- _Instruction_
Single out the lines of the material that contain "JSON" and copy them.

- _Input for this task_

***

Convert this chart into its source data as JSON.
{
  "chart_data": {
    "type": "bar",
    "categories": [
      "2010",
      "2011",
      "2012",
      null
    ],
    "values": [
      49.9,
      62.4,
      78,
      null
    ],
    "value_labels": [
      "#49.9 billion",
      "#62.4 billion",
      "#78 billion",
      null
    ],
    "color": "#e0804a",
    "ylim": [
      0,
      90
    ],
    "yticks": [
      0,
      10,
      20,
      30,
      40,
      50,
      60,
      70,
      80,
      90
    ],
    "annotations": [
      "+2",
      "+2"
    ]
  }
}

***

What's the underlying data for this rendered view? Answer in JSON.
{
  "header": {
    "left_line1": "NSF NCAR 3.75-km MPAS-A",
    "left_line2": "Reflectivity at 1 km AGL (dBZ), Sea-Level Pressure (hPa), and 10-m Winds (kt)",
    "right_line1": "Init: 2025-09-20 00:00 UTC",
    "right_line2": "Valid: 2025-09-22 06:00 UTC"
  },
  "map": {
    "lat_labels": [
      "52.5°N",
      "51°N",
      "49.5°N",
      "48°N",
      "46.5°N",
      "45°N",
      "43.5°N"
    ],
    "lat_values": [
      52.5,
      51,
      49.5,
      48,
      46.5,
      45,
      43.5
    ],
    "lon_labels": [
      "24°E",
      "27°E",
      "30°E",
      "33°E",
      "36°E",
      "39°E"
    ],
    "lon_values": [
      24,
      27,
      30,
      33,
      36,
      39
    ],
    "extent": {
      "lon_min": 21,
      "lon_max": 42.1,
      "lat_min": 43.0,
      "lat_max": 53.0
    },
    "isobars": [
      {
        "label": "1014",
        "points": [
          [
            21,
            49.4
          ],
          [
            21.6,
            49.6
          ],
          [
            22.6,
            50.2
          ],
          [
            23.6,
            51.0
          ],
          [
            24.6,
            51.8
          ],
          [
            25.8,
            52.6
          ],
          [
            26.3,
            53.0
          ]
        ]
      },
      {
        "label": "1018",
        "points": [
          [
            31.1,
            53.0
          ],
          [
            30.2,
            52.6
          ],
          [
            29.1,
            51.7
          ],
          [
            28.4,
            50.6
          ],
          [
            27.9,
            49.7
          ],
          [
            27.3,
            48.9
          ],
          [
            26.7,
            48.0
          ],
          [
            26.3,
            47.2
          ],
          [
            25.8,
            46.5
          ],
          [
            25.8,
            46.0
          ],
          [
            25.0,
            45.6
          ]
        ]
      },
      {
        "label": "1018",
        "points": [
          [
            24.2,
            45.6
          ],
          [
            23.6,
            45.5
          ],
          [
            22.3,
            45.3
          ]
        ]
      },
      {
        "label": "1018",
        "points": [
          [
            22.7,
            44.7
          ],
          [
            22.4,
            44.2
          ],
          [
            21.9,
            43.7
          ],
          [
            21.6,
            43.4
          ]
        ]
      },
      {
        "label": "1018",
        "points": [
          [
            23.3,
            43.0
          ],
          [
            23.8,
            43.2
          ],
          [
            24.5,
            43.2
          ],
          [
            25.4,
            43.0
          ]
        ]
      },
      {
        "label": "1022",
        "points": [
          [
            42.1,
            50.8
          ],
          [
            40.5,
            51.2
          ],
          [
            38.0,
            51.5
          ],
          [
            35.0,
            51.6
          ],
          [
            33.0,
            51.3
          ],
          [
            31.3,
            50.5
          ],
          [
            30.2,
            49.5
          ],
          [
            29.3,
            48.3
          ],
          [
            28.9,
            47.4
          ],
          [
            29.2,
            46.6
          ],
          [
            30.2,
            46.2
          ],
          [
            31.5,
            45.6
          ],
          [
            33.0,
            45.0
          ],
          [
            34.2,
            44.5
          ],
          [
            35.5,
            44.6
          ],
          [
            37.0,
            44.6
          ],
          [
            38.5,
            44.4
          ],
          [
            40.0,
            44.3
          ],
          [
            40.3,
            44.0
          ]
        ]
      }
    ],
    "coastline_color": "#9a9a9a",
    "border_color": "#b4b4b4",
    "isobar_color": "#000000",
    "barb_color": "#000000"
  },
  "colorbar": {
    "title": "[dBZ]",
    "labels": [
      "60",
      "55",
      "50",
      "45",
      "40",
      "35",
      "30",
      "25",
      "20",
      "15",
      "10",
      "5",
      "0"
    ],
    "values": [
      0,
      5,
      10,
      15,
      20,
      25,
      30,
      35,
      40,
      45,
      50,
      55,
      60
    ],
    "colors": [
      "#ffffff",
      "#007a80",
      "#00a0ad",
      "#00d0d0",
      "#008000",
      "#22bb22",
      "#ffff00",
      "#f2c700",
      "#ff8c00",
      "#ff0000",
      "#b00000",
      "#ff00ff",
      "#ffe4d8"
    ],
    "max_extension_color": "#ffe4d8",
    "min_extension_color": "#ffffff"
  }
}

***

- _Response below_
Convert this chart into its source data as JSON.
What's the underlying data for this rendered view? Answer in JSON.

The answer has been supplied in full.